**DIRECTIONS FOR THIS TASK**
Find the lines of data that contain the string "including", then list them.
----
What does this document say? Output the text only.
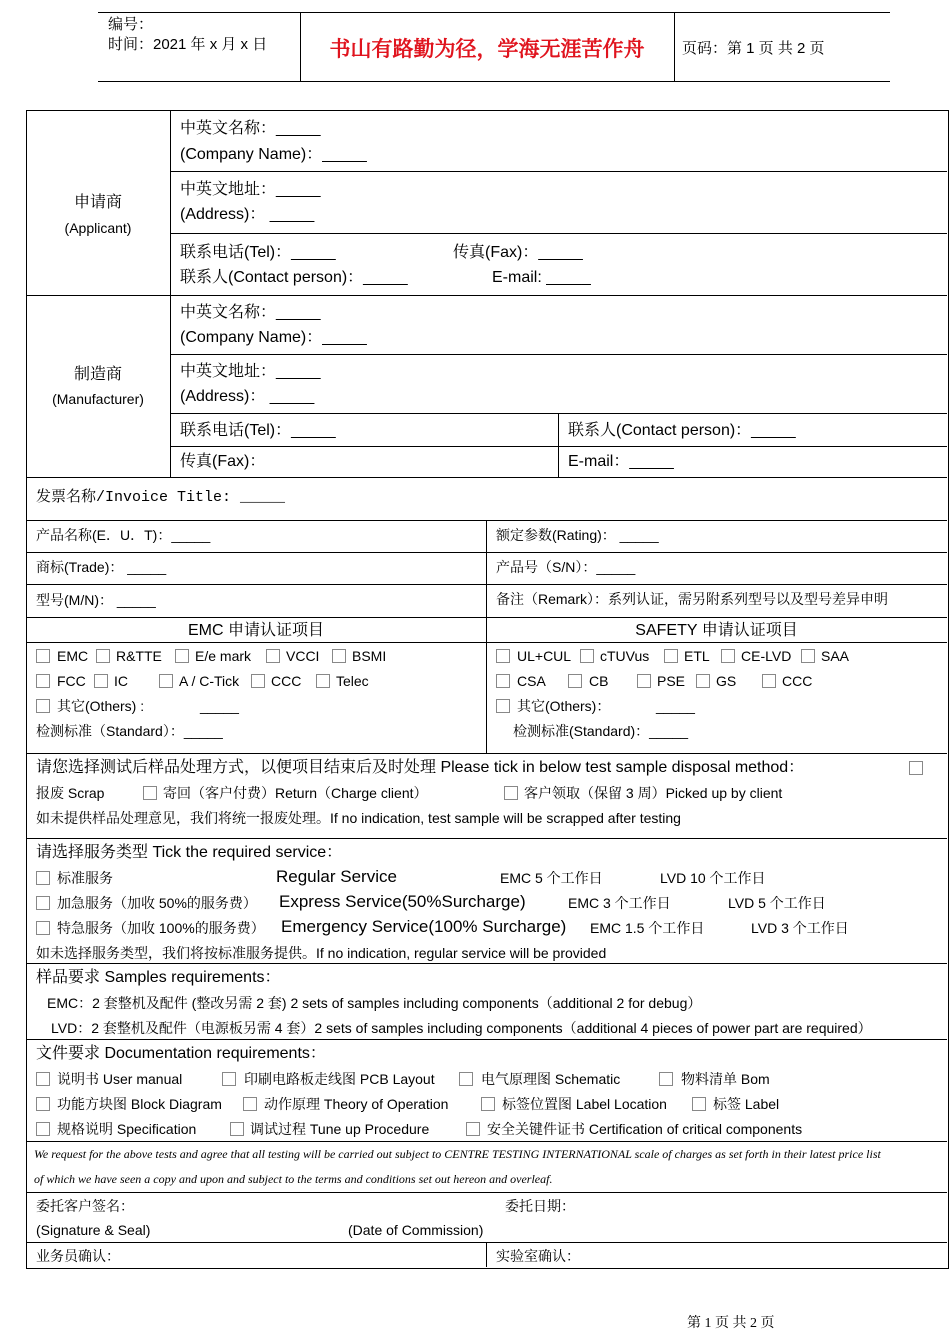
编号：
时间：2021 年 x 月 x 日	书山有路勤为径，学海无涯苦作舟	页码：第 1 页 共 2 页
申请商
(Applicant)
中英文名称：_____
(Company Name)：_____
中英文地址：_____
(Address)： _____
联系电话(Tel)：_____	传真(Fax)：_____
联系人(Contact person)：_____	E-mail: _____
制造商
(Manufacturer)
中英文名称：_____
(Company Name)：_____
中英文地址：_____
(Address)： _____
联系电话(Tel)：_____	联系人(Contact person)：_____
传真(Fax)：	E-mail：_____
发票名称/Invoice Title: _____
产品名称(E．U．T)：_____	额定参数(Rating)： _____
商标(Trade)： _____	产品号（S/N）：_____
型号(M/N)： _____	备注（Remark）：系列认证，需另附系列型号以及型号差异申明
EMC 申请认证项目
EMC R&TTE E/e mark VCCI BSMI
FCC IC	A / C-Tick CCC Telec
其它(Others) :	_____
检测标准（Standard）：_____
SAFETY 申请认证项目
UL+CUL cTUVus ETL CE-LVD SAA
CSA	CB	PSE GS	CCC
其它(Others)：	_____
检测标准(Standard)：_____
请您选择测试后样品处理方式，以便项目结束后及时处理 Please tick in below test sample disposal method：
报废 Scrap	寄回（客户付费）Return（Charge client）	客户领取（保留 3 周）Picked up by client
如未提供样品处理意见，我们将统一报废处理。If no indication, test sample will be scrapped after testing
请选择服务类型 Tick the required service：
标准服务	Regular Service	EMC 5 个工作日	LVD 10 个工作日
加急服务（加收 50%的服务费） Express Service(50%Surcharge)	EMC 3 个工作日	LVD 5 个工作日
特急服务（加收 100%的服务费） Emergency Service(100% Surcharge) EMC 1.5 个工作日	LVD 3 个工作日
如未选择服务类型，我们将按标准服务提供。If no indication, regular service will be provided
样品要求 Samples requirements：
EMC：2 套整机及配件 (整改另需 2 套) 2 sets of samples including components（additional 2 for debug）
LVD：2 套整机及配件（电源板另需 4 套）2 sets of samples including components（additional 4 pieces of power part are required）
文件要求 Documentation requirements：
说明书 User manual	印刷电路板走线图 PCB Layout	电气原理图 Schematic	物料清单 Bom
功能方块图 Block Diagram	动作原理 Theory of Operation	标签位置图 Label Location	标签 Label
规格说明 Specification	调试过程 Tune up Procedure	安全关键件证书 Certification of critical components
We request for the above tests and agree that all testing will be carried out subject to CENTRE TESTING INTERNATIONAL scale of charges as set forth in their latest price list
of which we have seen a copy and upon and subject to the terms and conditions set out hereon and overleaf.
委托客户签名：	委托日期：
(Signature & Seal)	(Date of Commission)
业务员确认：	实验室确认：
第 1 页 共 2 页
----
**SOLVED PROBLEM**
EMC：2 套整机及配件 (整改另需 2 套) 2 sets of samples including components（additional 2 for debug）
LVD：2 套整机及配件（电源板另需 4 套）2 sets of samples including components（additional 4 pieces of power part are required）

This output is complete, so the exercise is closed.